PROBLEM TO WORK ON> Check every line of the data below for the string "finished", and copy the ones that hold it.

RECORDS FOR PROCESSING>
**********

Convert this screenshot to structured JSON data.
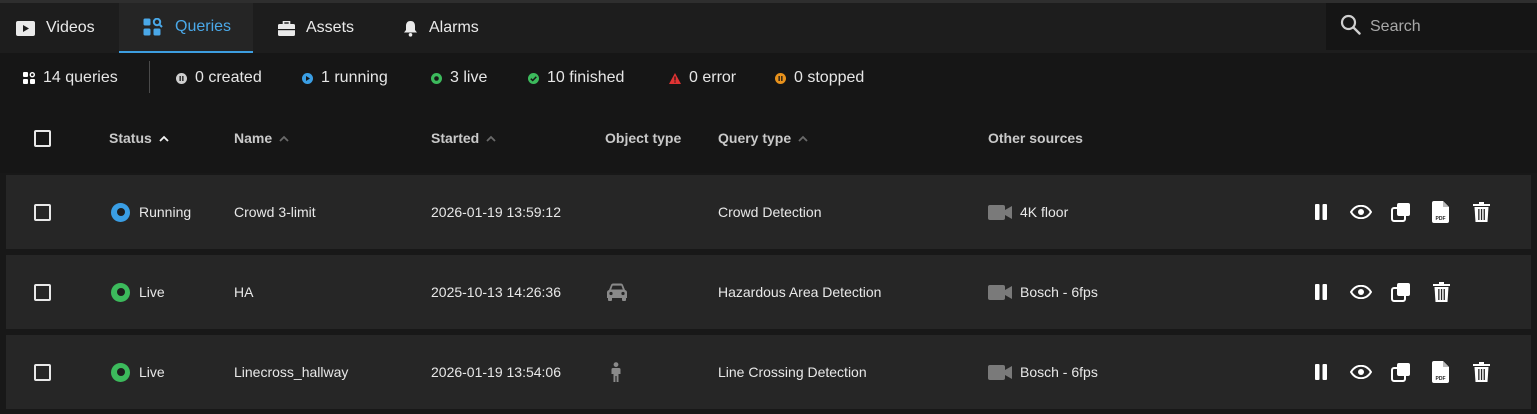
{
  "nav": {
    "tabs": [
      {
        "label": "Videos",
        "icon": "video-icon",
        "active": false
      },
      {
        "label": "Queries",
        "icon": "queries-icon",
        "active": true
      },
      {
        "label": "Assets",
        "icon": "briefcase-icon",
        "active": false
      },
      {
        "label": "Alarms",
        "icon": "bell-icon",
        "active": false
      }
    ],
    "search_placeholder": "Search"
  },
  "summary": {
    "total": "14 queries",
    "created": "0 created",
    "running": "1 running",
    "live": "3 live",
    "finished": "10 finished",
    "error": "0 error",
    "stopped": "0 stopped"
  },
  "colors": {
    "accent": "#3d9ee0",
    "running": "#3a9ee4",
    "live": "#3cba5c",
    "finished": "#3cba5c",
    "error": "#e03333",
    "stopped": "#e8921c",
    "created": "#cfcfcf"
  },
  "table": {
    "headers": {
      "status": "Status",
      "name": "Name",
      "started": "Started",
      "object_type": "Object type",
      "query_type": "Query type",
      "other_sources": "Other sources"
    },
    "rows": [
      {
        "status": "Running",
        "status_color": "#3a9ee4",
        "name": "Crowd 3-limit",
        "started": "2026-01-19 13:59:12",
        "object_icon": "",
        "query_type": "Crowd Detection",
        "source": "4K floor",
        "has_pdf": true
      },
      {
        "status": "Live",
        "status_color": "#3cba5c",
        "name": "HA",
        "started": "2025-10-13 14:26:36",
        "object_icon": "car-icon",
        "query_type": "Hazardous Area Detection",
        "source": "Bosch - 6fps",
        "has_pdf": false
      },
      {
        "status": "Live",
        "status_color": "#3cba5c",
        "name": "Linecross_hallway",
        "started": "2026-01-19 13:54:06",
        "object_icon": "person-icon",
        "query_type": "Line Crossing Detection",
        "source": "Bosch - 6fps",
        "has_pdf": true
      }
    ]
  }
}
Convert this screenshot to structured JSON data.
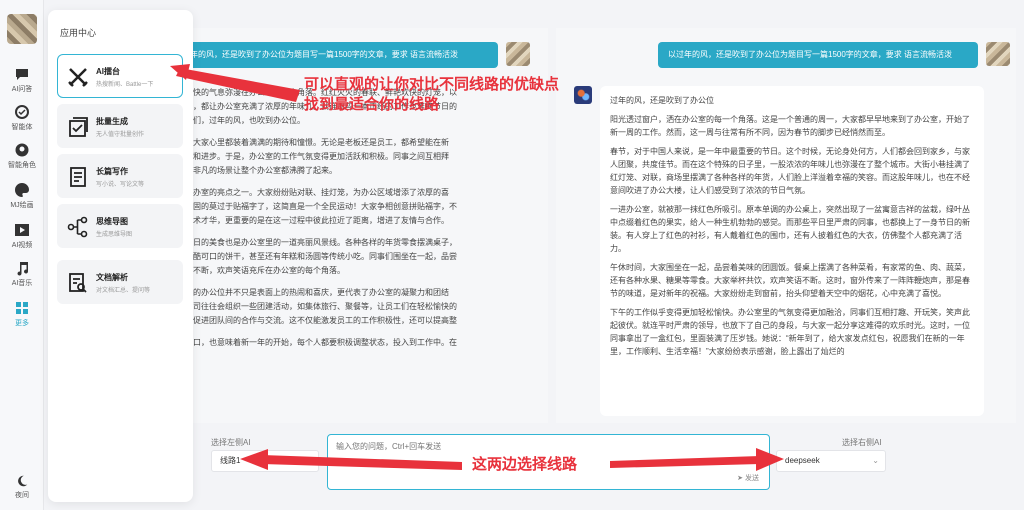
{
  "rail": {
    "items": [
      {
        "label": "AI问答",
        "icon": "chat-icon"
      },
      {
        "label": "智能体",
        "icon": "agent-icon"
      },
      {
        "label": "智能角色",
        "icon": "role-icon"
      },
      {
        "label": "MJ绘画",
        "icon": "paint-icon"
      },
      {
        "label": "AI视频",
        "icon": "video-icon"
      },
      {
        "label": "AI音乐",
        "icon": "music-icon"
      },
      {
        "label": "更多",
        "icon": "more-icon"
      }
    ],
    "night_label": "夜间"
  },
  "panel": {
    "title": "应用中心",
    "apps": [
      {
        "name": "AI擂台",
        "desc": "热搜新闻、Battle一下",
        "icon": "battle-icon"
      },
      {
        "name": "批量生成",
        "desc": "无人值守批量创作",
        "icon": "batch-icon"
      },
      {
        "name": "长篇写作",
        "desc": "写小说、写论文等",
        "icon": "document-icon"
      },
      {
        "name": "思维导图",
        "desc": "生成思维导图",
        "icon": "mindmap-icon"
      },
      {
        "name": "文档解析",
        "desc": "对文档汇总、提问等",
        "icon": "doc-parse-icon"
      }
    ]
  },
  "left": {
    "question": "年的风，还是吹到了办公位为题目写一篇1500字的文章，要求 语言流畅活泼",
    "answer": [
      "快的气息弥漫在办公室的每个角落。红红火火的春联、鲜艳欢快的灯笼，以",
      "，都让办公室充满了浓厚的年味儿。就连那些一本正经的工作也难掩节日的",
      "们，过年的风，也吹到办公位。",
      "大家心里都装着满满的期待和憧憬。无论是老板还是员工，都希望能在新",
      "和进步。于是，办公室的工作气氛变得更加活跃和积极。同事之间互相拜",
      "非凡的场景让整个办公室都沸腾了起来。",
      "办室的亮点之一。大家纷纷贴对联、挂灯笼，为办公区域增添了浓厚的喜",
      "固的莫过于贴福字了，这简直是一个全民运动！大家争相创意拼贴福字，不",
      "术才华，更重要的是在这一过程中彼此拉近了距离，增进了友情与合作。",
      "日的美食也是办公室里的一道亮丽风景线。各种各样的年货零食摆满桌子，",
      "酷可口的饼干，甚至还有年糕和汤圆等传统小吃。同事们围坐在一起，品尝",
      "不断，欢声笑语充斥在办公室的每个角落。",
      "的办公位并不只是表面上的热闹和喜庆，更代表了办公室的凝聚力和团结",
      "司往往会组织一些团建活动，如集体旅行、聚餐等，让员工们在轻松愉快的",
      "促进团队间的合作与交流。这不仅能激发员工的工作积极性，还可以提高整",
      "口，也意味着新一年的开始，每个人都要积极调整状态，投入到工作中。在"
    ]
  },
  "right": {
    "question": "以过年的风，还是吹到了办公位为题目写一篇1500字的文章，要求 语言流畅活泼",
    "title": "过年的风，还是吹到了办公位",
    "paragraphs": [
      "阳光透过窗户，洒在办公室的每一个角落。这是一个普通的周一，大家都早早地来到了办公室，开始了新一周的工作。然而，这一周与往常有所不同，因为春节的脚步已经悄然而至。",
      "春节，对于中国人来说，是一年中最重要的节日。这个时候，无论身处何方，人们都会回到家乡，与家人团聚，共度佳节。而在这个特殊的日子里，一股浓浓的年味儿也弥漫在了整个城市。大街小巷挂满了红灯笼、对联，商场里摆满了各种各样的年货，人们脸上洋溢着幸福的笑容。而这股年味儿，也在不经意间吹进了办公大楼，让人们感受到了浓浓的节日气氛。",
      "一进办公室，就被那一抹红色所吸引。原本单调的办公桌上，突然出现了一盆寓意吉祥的盆栽，绿叶丛中点缀着红色的果实，给人一种生机勃勃的感觉。而那些平日里严肃的同事，也都换上了一身节日的新装。有人穿上了红色的衬衫，有人戴着红色的围巾，还有人披着红色的大衣，仿佛整个人都充满了活力。",
      "午休时间，大家围坐在一起，品尝着美味的团圆饭。餐桌上摆满了各种菜肴，有家常的鱼、肉、蔬菜，还有各种水果、糖果等零食。大家举杯共饮，欢声笑语不断。这时，窗外传来了一阵阵鞭炮声，那是春节的味道，是对新年的祝福。大家纷纷走到窗前，抬头仰望着天空中的烟花，心中充满了喜悦。",
      "下午的工作似乎变得更加轻松愉快。办公室里的气氛变得更加融洽，同事们互相打趣、开玩笑，笑声此起彼伏。就连平时严肃的领导，也放下了自己的身段，与大家一起分享这难得的欢乐时光。这时，一位同事拿出了一盒红包，里面装满了压岁钱。她说：“新年到了，给大家发点红包，祝愿我们在新的一年里，工作顺利、生活幸福！”大家纷纷表示感谢，脸上露出了灿烂的"
    ]
  },
  "bottom": {
    "left_label": "选择左侧AI",
    "left_value": "线路1",
    "right_label": "选择右侧AI",
    "right_value": "deepseek",
    "input_placeholder": "输入您的问题，Ctrl+回车发送",
    "send_label": "发送"
  },
  "annotations": {
    "top_line1": "可以直观的让你对比不同线路的优缺点",
    "top_line2": "找到最适合你的线路",
    "bottom": "这两边选择线路",
    "color": "#e8323c"
  },
  "colors": {
    "accent": "#2aa8c6"
  }
}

**********

ANSWER TO THIS PROBLEM>
    "finished": "10 finished",
    "finished": "#3cba5c",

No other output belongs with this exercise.